= Problem statement =
Return all of the data exactly, with nothing left out but the pictures.

** start Information shown **

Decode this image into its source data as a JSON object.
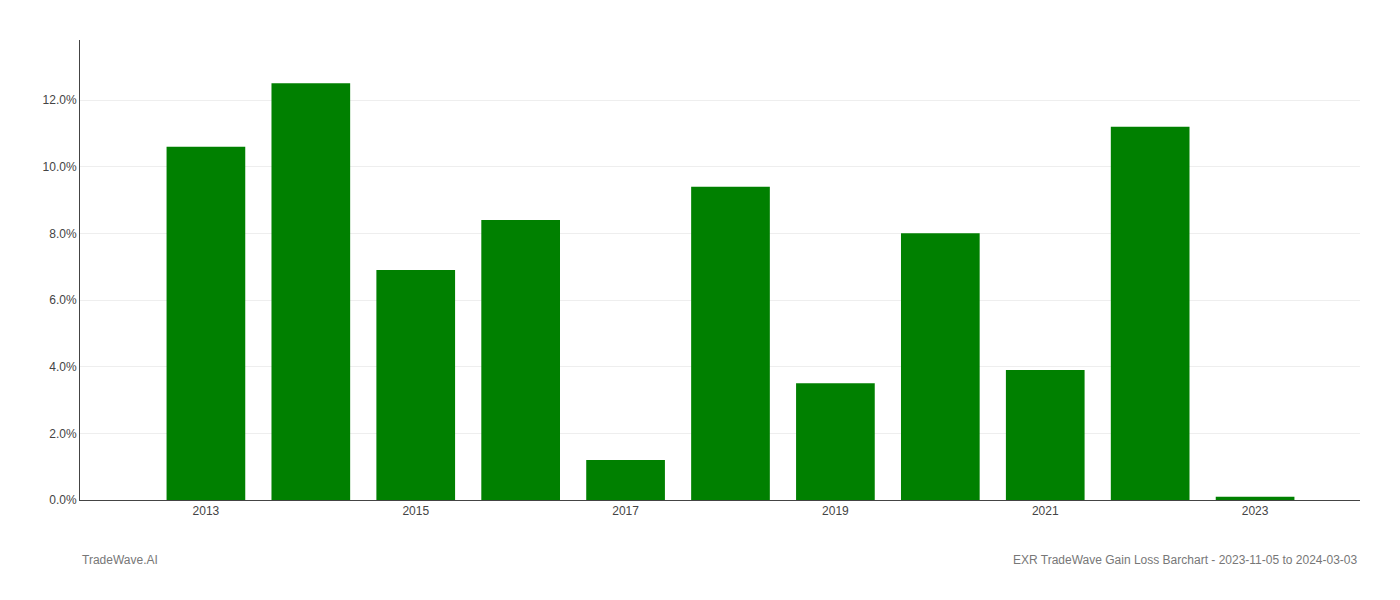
{
  "chart_data": {
    "type": "bar",
    "x": [
      2013,
      2014,
      2015,
      2016,
      2017,
      2018,
      2019,
      2020,
      2021,
      2022,
      2023
    ],
    "values": [
      0.106,
      0.125,
      0.069,
      0.084,
      0.012,
      0.094,
      0.035,
      0.08,
      0.039,
      0.112,
      0.001
    ],
    "color": "#008000",
    "xlim": [
      2011.8,
      2024.0
    ],
    "xticks": [
      2013,
      2015,
      2017,
      2019,
      2021,
      2023
    ],
    "ylim": [
      0,
      0.138
    ],
    "yticks": [
      {
        "value": 0.0,
        "label": "0.0%"
      },
      {
        "value": 0.02,
        "label": "2.0%"
      },
      {
        "value": 0.04,
        "label": "4.0%"
      },
      {
        "value": 0.06,
        "label": "6.0%"
      },
      {
        "value": 0.08,
        "label": "8.0%"
      },
      {
        "value": 0.1,
        "label": "10.0%"
      },
      {
        "value": 0.12,
        "label": "12.0%"
      }
    ],
    "grid": true,
    "annotations": [
      "TradeWave.AI",
      "EXR TradeWave Gain Loss Barchart - 2023-11-05 to 2024-03-03"
    ]
  }
}
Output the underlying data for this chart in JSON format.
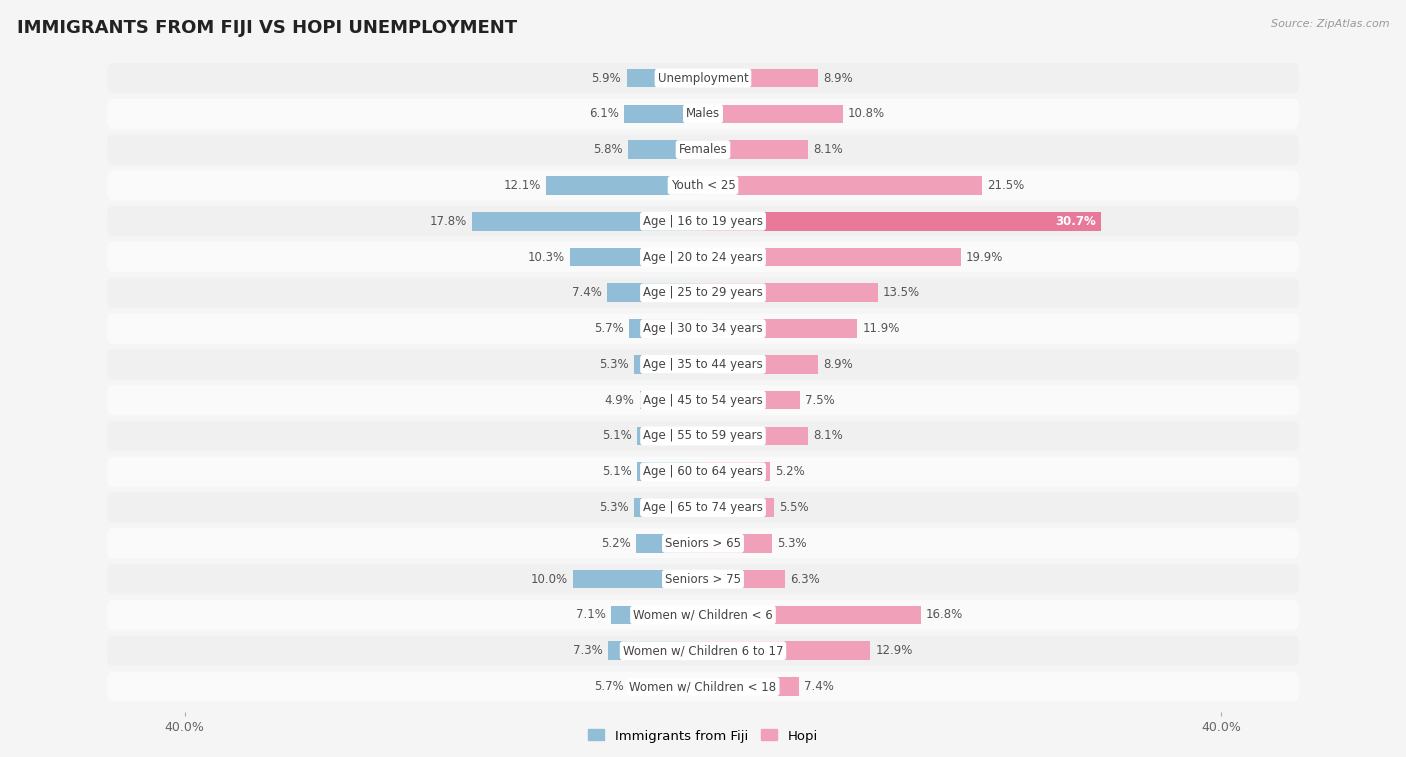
{
  "title": "IMMIGRANTS FROM FIJI VS HOPI UNEMPLOYMENT",
  "source": "Source: ZipAtlas.com",
  "categories": [
    "Unemployment",
    "Males",
    "Females",
    "Youth < 25",
    "Age | 16 to 19 years",
    "Age | 20 to 24 years",
    "Age | 25 to 29 years",
    "Age | 30 to 34 years",
    "Age | 35 to 44 years",
    "Age | 45 to 54 years",
    "Age | 55 to 59 years",
    "Age | 60 to 64 years",
    "Age | 65 to 74 years",
    "Seniors > 65",
    "Seniors > 75",
    "Women w/ Children < 6",
    "Women w/ Children 6 to 17",
    "Women w/ Children < 18"
  ],
  "fiji_values": [
    5.9,
    6.1,
    5.8,
    12.1,
    17.8,
    10.3,
    7.4,
    5.7,
    5.3,
    4.9,
    5.1,
    5.1,
    5.3,
    5.2,
    10.0,
    7.1,
    7.3,
    5.7
  ],
  "hopi_values": [
    8.9,
    10.8,
    8.1,
    21.5,
    30.7,
    19.9,
    13.5,
    11.9,
    8.9,
    7.5,
    8.1,
    5.2,
    5.5,
    5.3,
    6.3,
    16.8,
    12.9,
    7.4
  ],
  "fiji_color": "#92bdd6",
  "hopi_color": "#f0a0b8",
  "hopi_color_dark": "#e8799a",
  "row_color_even": "#f0f0f0",
  "row_color_odd": "#fafafa",
  "background_color": "#f5f5f5",
  "axis_max": 40.0,
  "bar_height": 0.52,
  "legend_fiji": "Immigrants from Fiji",
  "legend_hopi": "Hopi",
  "value_fontsize": 8.5,
  "label_fontsize": 8.5,
  "title_fontsize": 13
}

** end Information shown **

= Reply =
Decode this image into its source data as a JSON object.
{
  "chart_data": {
    "type": "bar",
    "x": [
      2013,
      2014,
      2015,
      2016,
      2017,
      2018,
      2019,
      2020,
      2021,
      2022,
      2023
    ],
    "values": [
      0.106,
      0.125,
      0.069,
      0.084,
      0.012,
      0.094,
      0.035,
      0.08,
      0.039,
      0.112,
      0.001
    ],
    "color": "#008000",
    "xlim": [
      2011.8,
      2024.0
    ],
    "xticks": [
      2013,
      2015,
      2017,
      2019,
      2021,
      2023
    ],
    "ylim": [
      0,
      0.138
    ],
    "yticks": [
      {
        "value": 0.0,
        "label": "0.0%"
      },
      {
        "value": 0.02,
        "label": "2.0%"
      },
      {
        "value": 0.04,
        "label": "4.0%"
      },
      {
        "value": 0.06,
        "label": "6.0%"
      },
      {
        "value": 0.08,
        "label": "8.0%"
      },
      {
        "value": 0.1,
        "label": "10.0%"
      },
      {
        "value": 0.12,
        "label": "12.0%"
      }
    ],
    "grid": true,
    "annotations": [
      "TradeWave.AI",
      "EXR TradeWave Gain Loss Barchart - 2023-11-05 to 2024-03-03"
    ]
  }
}
Output the underlying data for this chart in JSON format.
{
  "title": "IMMIGRANTS FROM FIJI VS HOPI UNEMPLOYMENT",
  "source": "Source: ZipAtlas.com",
  "categories": [
    "Unemployment",
    "Males",
    "Females",
    "Youth < 25",
    "Age | 16 to 19 years",
    "Age | 20 to 24 years",
    "Age | 25 to 29 years",
    "Age | 30 to 34 years",
    "Age | 35 to 44 years",
    "Age | 45 to 54 years",
    "Age | 55 to 59 years",
    "Age | 60 to 64 years",
    "Age | 65 to 74 years",
    "Seniors > 65",
    "Seniors > 75",
    "Women w/ Children < 6",
    "Women w/ Children 6 to 17",
    "Women w/ Children < 18"
  ],
  "fiji_values": [
    5.9,
    6.1,
    5.8,
    12.1,
    17.8,
    10.3,
    7.4,
    5.7,
    5.3,
    4.9,
    5.1,
    5.1,
    5.3,
    5.2,
    10.0,
    7.1,
    7.3,
    5.7
  ],
  "hopi_values": [
    8.9,
    10.8,
    8.1,
    21.5,
    30.7,
    19.9,
    13.5,
    11.9,
    8.9,
    7.5,
    8.1,
    5.2,
    5.5,
    5.3,
    6.3,
    16.8,
    12.9,
    7.4
  ],
  "fiji_color": "#92bdd6",
  "hopi_color": "#f0a0b8",
  "hopi_color_dark": "#e8799a",
  "row_color_even": "#f0f0f0",
  "row_color_odd": "#fafafa",
  "background_color": "#f5f5f5",
  "axis_max": 40.0,
  "bar_height": 0.52,
  "legend_fiji": "Immigrants from Fiji",
  "legend_hopi": "Hopi",
  "value_fontsize": 8.5,
  "label_fontsize": 8.5,
  "title_fontsize": 13
}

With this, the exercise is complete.